Count the lines below that contain the word "животных", and reply with that number alone.
··· GIVEN DATA
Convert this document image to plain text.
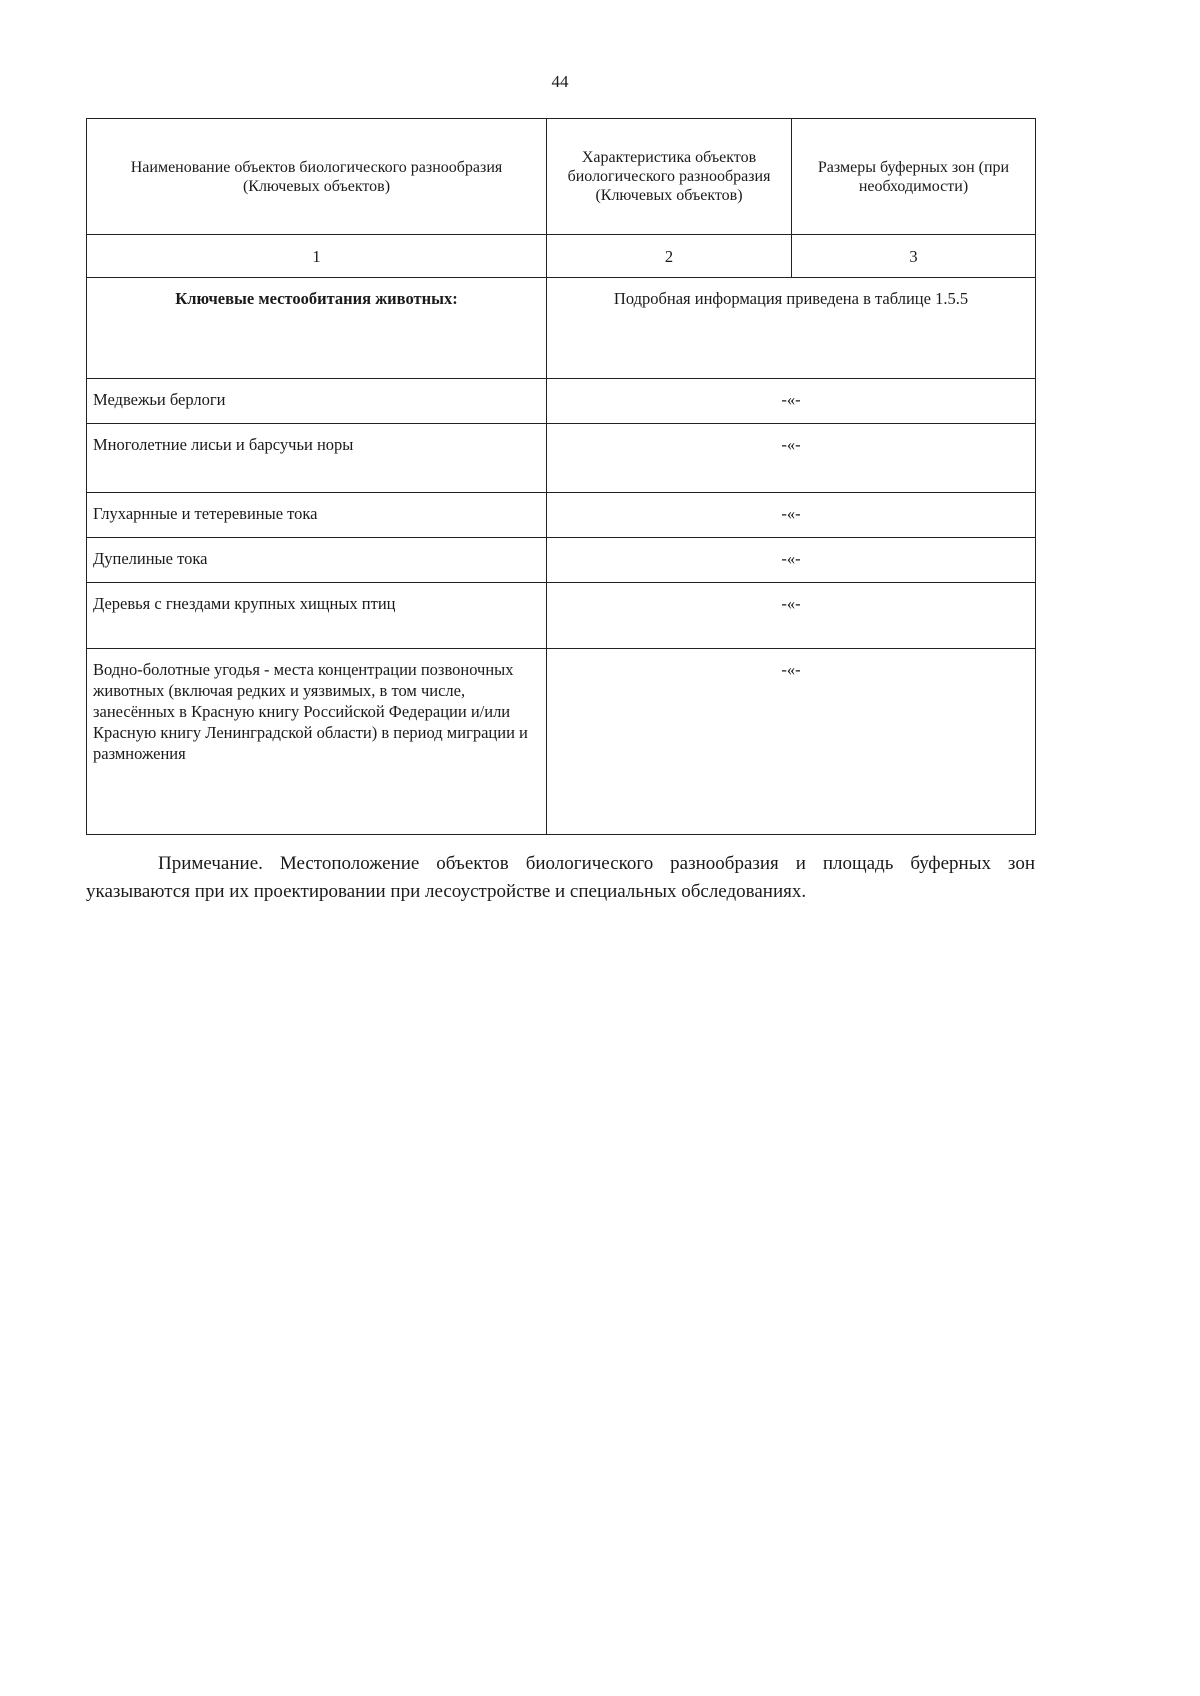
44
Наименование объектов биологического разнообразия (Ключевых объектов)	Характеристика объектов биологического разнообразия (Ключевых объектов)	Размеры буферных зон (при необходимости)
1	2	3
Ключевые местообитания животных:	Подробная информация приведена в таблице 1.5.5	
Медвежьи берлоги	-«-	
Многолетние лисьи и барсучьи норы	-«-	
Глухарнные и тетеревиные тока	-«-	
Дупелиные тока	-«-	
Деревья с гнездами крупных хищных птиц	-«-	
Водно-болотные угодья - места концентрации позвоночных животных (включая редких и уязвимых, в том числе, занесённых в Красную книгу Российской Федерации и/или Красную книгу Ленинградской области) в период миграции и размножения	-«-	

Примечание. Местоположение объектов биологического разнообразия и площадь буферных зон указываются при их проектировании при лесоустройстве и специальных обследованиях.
······
··· GIVEN DATA
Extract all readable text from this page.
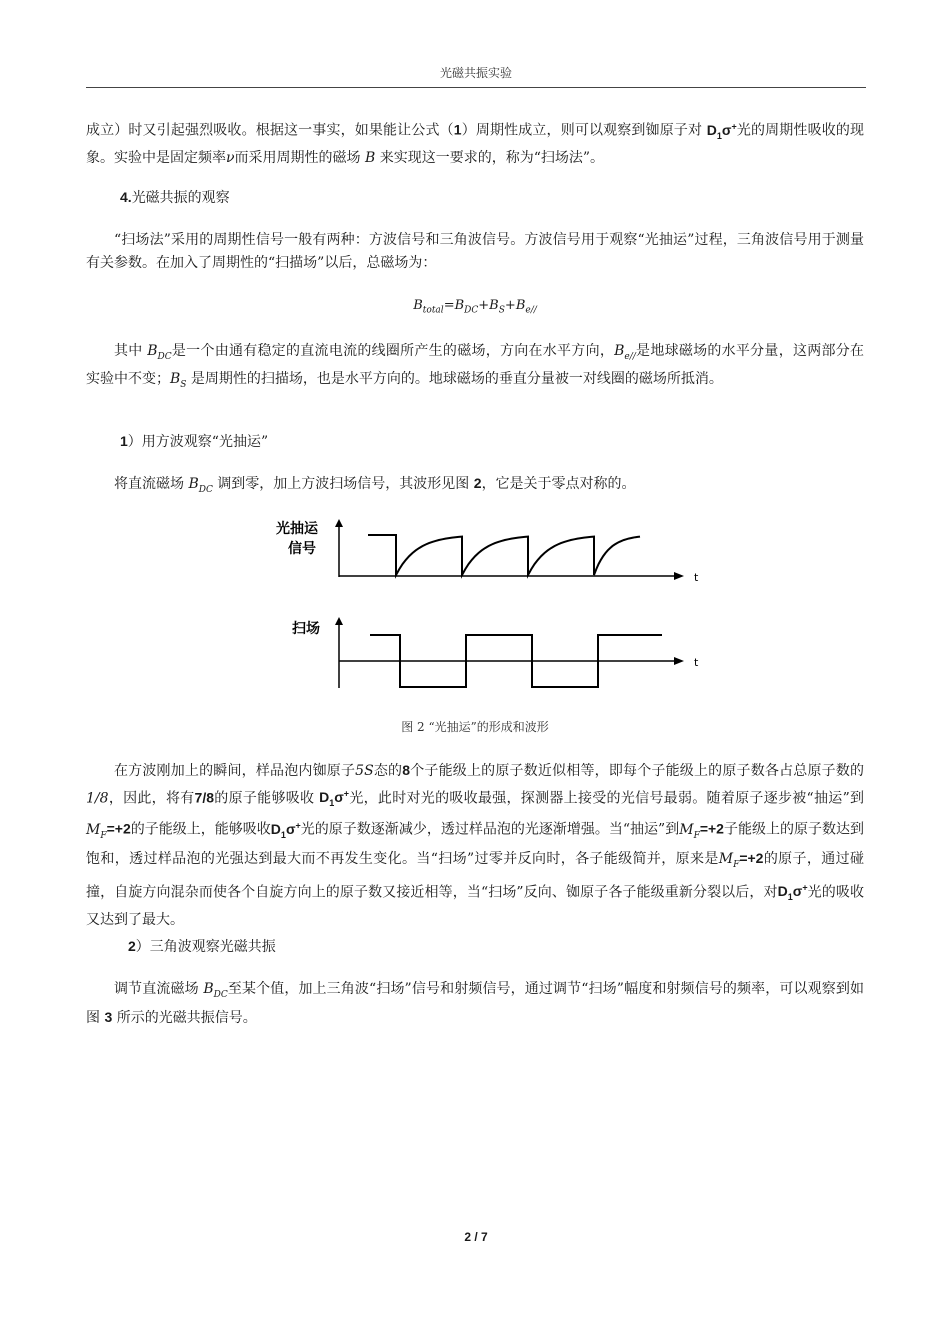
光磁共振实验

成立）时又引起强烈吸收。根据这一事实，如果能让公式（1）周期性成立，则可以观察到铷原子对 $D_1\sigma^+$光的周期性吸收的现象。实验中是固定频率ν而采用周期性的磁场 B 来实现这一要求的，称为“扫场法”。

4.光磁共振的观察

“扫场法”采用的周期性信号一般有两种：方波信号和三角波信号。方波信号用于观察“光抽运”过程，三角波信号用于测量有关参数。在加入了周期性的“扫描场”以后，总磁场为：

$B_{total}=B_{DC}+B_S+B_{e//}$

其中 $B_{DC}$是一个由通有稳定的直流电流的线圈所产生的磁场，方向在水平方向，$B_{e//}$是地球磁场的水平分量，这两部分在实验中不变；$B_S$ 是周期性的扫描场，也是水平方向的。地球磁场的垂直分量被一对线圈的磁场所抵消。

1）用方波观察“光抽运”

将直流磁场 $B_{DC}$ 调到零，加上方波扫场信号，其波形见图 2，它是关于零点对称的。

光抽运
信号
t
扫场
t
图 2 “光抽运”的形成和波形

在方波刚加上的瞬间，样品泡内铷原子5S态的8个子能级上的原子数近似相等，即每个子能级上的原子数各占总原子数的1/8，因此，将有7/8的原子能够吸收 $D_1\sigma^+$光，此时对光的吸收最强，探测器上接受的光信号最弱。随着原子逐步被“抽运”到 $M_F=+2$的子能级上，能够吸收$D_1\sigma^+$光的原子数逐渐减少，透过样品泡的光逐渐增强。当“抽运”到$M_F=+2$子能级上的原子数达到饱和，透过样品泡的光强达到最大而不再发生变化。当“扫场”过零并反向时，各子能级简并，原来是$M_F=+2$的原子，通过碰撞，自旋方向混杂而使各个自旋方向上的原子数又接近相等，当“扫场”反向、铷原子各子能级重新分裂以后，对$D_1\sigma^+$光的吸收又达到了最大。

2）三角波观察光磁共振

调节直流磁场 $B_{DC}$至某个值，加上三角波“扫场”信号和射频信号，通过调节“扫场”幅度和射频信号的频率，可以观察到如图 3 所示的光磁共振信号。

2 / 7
······
RESPONSE BELOW:
2